INPUT RECORDS:
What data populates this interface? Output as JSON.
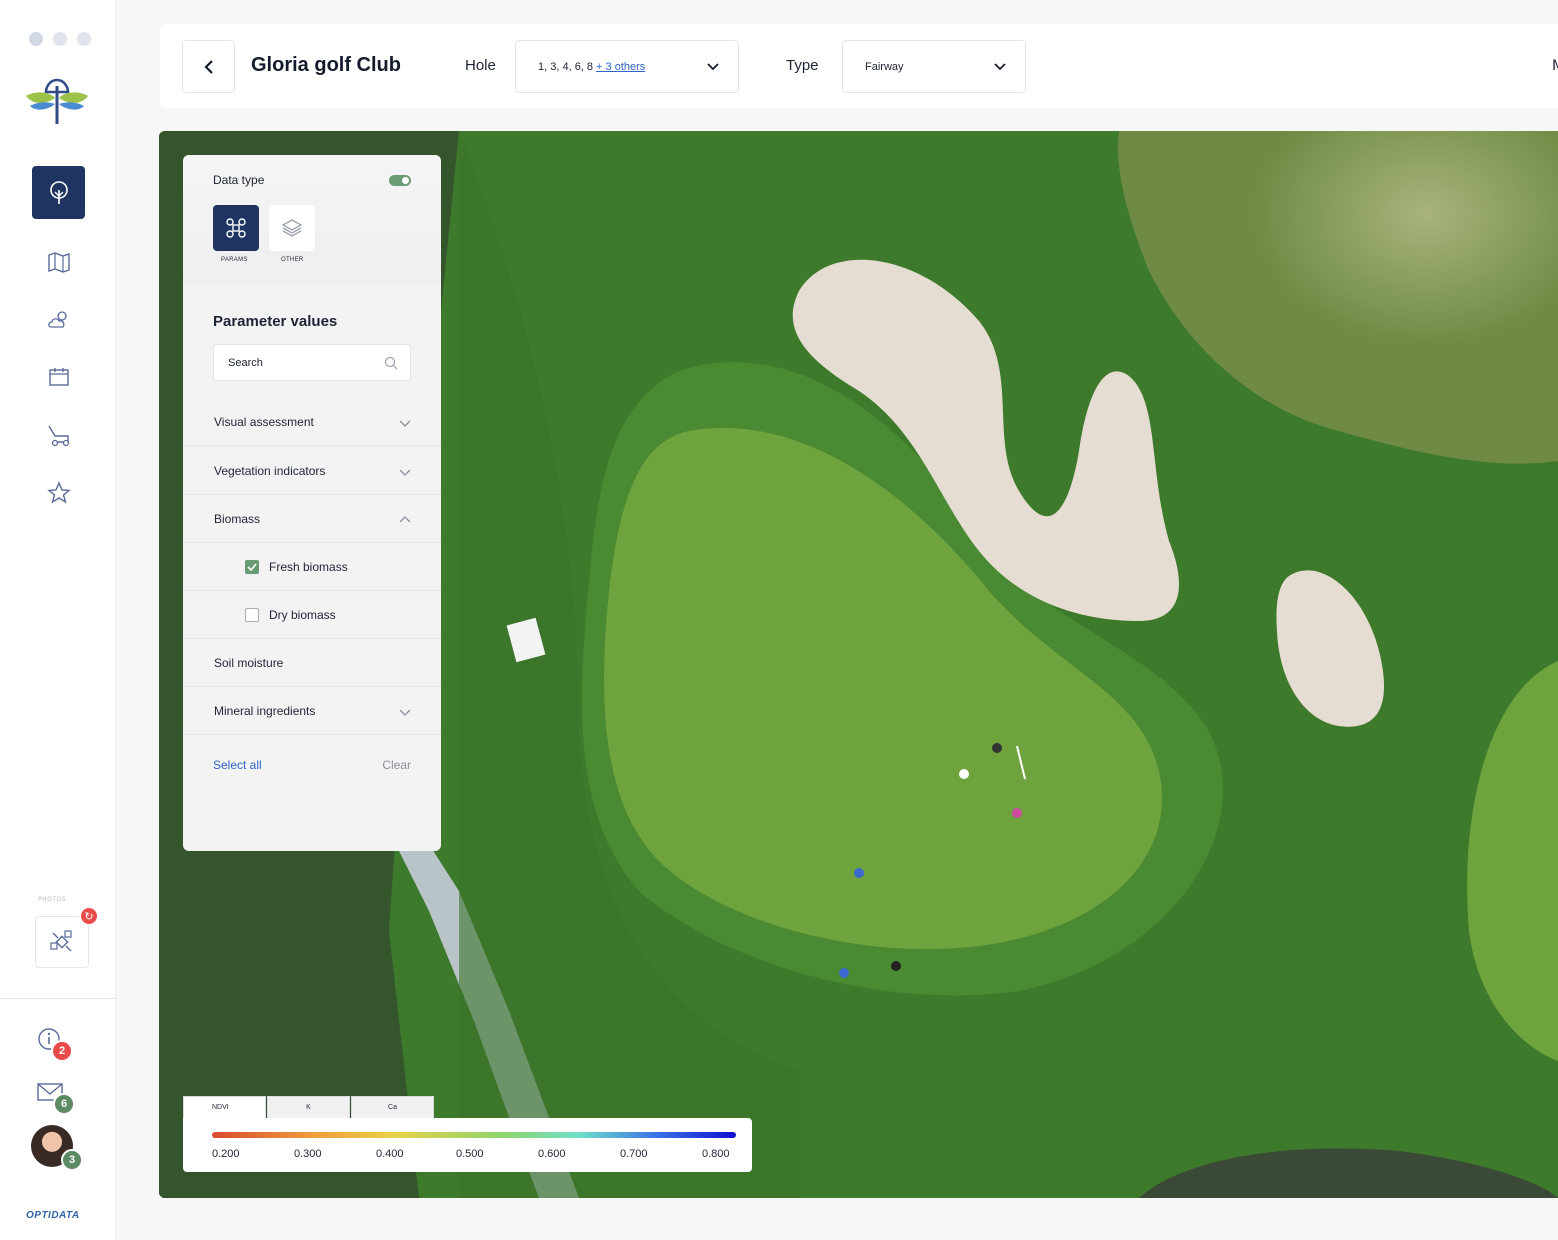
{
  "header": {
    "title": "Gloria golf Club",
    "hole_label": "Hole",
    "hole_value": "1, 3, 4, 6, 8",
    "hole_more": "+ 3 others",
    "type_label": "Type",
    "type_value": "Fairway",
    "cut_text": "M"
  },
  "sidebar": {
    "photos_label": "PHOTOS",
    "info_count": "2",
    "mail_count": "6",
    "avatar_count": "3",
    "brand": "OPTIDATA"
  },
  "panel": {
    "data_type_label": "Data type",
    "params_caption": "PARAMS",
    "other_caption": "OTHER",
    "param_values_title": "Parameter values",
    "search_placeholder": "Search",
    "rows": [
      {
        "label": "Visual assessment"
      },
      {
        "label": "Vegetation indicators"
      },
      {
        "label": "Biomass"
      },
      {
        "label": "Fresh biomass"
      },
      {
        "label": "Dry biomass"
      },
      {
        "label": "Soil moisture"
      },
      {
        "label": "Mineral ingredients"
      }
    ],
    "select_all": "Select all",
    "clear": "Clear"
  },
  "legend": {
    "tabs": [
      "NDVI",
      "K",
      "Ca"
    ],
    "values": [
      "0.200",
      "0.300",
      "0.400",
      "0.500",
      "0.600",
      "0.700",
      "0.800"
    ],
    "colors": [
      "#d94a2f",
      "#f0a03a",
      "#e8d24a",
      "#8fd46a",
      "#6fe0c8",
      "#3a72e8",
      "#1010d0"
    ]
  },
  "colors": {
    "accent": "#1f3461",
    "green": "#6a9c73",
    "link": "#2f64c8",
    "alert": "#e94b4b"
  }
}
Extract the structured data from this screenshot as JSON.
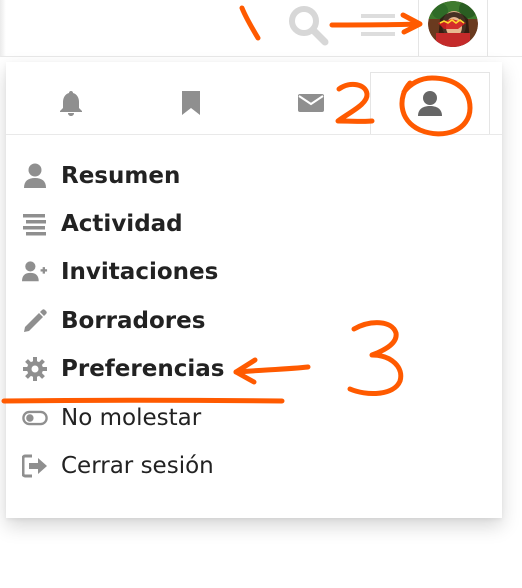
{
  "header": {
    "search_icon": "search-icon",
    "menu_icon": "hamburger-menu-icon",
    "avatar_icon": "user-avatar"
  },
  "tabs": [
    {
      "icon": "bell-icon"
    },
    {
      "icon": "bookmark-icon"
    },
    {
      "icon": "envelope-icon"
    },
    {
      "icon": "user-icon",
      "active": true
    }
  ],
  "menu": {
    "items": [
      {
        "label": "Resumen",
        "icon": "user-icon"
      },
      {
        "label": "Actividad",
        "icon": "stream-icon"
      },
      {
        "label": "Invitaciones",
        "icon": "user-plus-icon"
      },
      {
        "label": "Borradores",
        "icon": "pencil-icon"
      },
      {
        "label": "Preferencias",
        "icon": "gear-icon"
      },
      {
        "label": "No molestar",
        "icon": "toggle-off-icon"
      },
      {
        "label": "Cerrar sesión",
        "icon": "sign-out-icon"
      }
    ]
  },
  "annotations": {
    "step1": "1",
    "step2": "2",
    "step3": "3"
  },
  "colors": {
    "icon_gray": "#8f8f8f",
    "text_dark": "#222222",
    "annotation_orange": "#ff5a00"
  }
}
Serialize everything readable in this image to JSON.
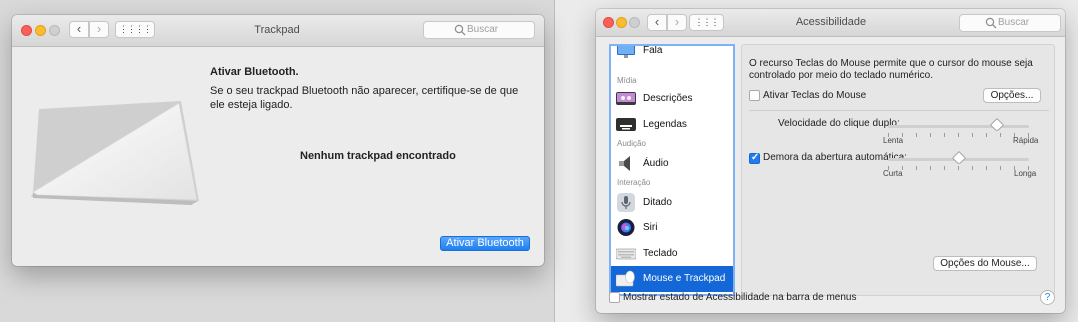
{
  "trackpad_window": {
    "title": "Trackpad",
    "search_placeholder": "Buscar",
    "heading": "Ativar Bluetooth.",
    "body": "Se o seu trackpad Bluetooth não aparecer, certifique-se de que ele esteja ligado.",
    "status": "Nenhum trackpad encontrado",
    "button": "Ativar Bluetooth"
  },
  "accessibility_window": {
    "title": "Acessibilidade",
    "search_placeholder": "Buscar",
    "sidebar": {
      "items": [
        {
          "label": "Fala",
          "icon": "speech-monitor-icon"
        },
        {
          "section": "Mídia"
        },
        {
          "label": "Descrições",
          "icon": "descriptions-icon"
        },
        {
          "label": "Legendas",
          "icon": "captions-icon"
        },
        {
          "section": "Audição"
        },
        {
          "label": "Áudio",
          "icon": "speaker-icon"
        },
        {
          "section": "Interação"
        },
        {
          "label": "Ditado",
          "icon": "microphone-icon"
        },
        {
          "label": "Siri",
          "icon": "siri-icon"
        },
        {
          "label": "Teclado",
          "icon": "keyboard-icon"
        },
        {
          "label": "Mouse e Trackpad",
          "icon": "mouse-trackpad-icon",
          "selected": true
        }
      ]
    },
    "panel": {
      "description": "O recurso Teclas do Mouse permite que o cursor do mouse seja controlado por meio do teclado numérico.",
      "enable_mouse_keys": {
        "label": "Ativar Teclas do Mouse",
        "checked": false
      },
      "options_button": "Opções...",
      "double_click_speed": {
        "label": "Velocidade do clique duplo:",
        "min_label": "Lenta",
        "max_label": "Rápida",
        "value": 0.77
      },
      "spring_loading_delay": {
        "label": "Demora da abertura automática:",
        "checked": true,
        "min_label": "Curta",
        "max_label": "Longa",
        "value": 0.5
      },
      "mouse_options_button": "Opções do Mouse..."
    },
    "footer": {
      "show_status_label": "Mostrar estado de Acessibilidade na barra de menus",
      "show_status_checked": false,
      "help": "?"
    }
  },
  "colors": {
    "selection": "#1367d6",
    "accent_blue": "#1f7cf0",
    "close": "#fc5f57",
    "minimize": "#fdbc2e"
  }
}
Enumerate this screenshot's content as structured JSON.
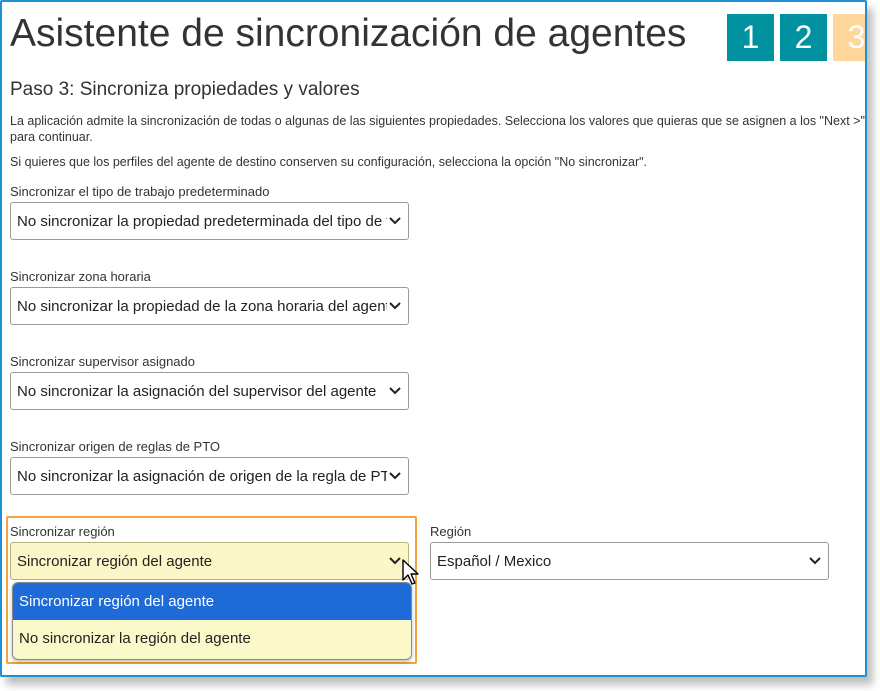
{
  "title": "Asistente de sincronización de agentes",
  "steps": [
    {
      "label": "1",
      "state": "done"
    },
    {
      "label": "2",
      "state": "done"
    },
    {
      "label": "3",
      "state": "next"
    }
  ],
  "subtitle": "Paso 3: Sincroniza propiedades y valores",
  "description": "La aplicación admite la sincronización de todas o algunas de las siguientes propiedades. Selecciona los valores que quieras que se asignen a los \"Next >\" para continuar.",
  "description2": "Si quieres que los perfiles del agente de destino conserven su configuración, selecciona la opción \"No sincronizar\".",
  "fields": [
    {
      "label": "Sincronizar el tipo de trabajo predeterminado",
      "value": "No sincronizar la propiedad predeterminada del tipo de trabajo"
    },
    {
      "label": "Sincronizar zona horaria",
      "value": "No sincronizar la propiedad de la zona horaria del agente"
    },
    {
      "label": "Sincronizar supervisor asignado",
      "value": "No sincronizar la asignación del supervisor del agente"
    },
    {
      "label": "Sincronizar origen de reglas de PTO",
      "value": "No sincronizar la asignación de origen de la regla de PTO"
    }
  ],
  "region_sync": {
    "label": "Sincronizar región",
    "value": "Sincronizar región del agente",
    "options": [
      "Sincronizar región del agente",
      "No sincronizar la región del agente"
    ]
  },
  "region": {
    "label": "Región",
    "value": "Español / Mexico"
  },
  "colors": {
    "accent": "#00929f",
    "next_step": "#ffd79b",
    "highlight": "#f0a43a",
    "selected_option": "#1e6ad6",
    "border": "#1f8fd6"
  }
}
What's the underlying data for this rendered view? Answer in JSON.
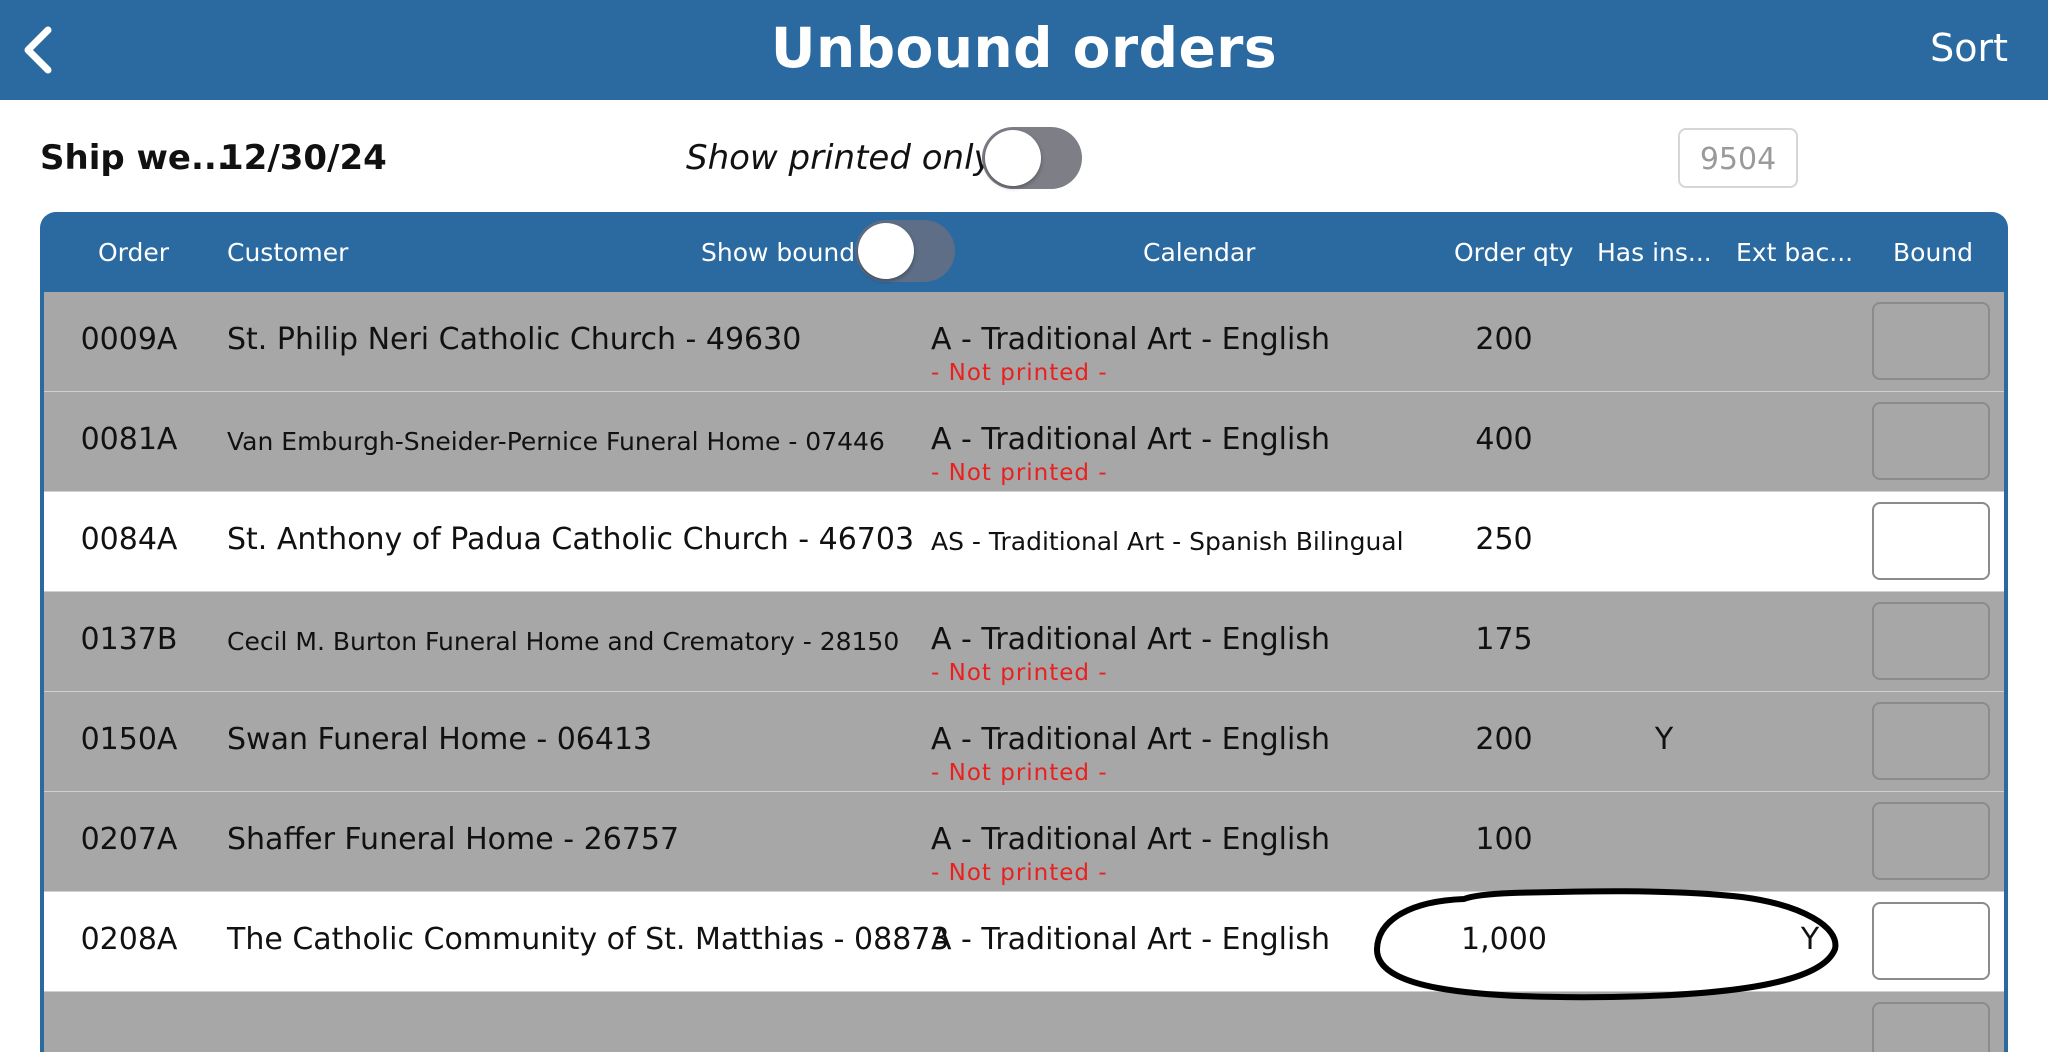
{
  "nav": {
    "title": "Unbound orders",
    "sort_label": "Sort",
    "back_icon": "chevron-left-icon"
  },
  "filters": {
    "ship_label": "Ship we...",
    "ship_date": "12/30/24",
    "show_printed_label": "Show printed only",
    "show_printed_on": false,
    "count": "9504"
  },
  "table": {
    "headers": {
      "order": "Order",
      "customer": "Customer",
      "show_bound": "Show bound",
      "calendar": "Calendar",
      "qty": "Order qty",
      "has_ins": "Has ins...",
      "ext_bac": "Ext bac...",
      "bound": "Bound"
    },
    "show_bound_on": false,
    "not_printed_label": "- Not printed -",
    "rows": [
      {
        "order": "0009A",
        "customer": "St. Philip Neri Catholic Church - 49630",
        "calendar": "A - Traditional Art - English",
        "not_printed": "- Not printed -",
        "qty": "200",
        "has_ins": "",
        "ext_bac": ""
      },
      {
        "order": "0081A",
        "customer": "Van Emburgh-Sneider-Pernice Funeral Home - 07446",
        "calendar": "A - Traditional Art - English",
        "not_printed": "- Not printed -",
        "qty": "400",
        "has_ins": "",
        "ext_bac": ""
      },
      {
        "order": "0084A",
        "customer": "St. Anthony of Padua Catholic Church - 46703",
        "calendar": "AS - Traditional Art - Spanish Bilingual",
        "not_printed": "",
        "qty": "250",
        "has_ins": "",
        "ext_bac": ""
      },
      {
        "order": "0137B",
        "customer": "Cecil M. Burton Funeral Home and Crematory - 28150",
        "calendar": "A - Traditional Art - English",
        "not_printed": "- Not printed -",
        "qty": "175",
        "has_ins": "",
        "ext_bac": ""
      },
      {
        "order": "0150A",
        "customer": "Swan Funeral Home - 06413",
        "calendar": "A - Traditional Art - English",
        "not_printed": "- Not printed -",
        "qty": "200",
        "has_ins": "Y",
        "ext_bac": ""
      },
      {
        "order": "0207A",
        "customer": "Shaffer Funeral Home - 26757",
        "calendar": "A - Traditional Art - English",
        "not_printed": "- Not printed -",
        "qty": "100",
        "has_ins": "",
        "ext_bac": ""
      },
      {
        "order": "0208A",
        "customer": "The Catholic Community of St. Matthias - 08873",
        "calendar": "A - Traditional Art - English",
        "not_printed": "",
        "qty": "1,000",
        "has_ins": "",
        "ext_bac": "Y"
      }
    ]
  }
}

SET PROBLEM: Which lines hold the string "Church"? List them all.

RESULT FOR THIS EXERCISE:
        "customer": "St. Philip Neri Catholic Church - 49630",
        "customer": "St. Anthony of Padua Catholic Church - 46703",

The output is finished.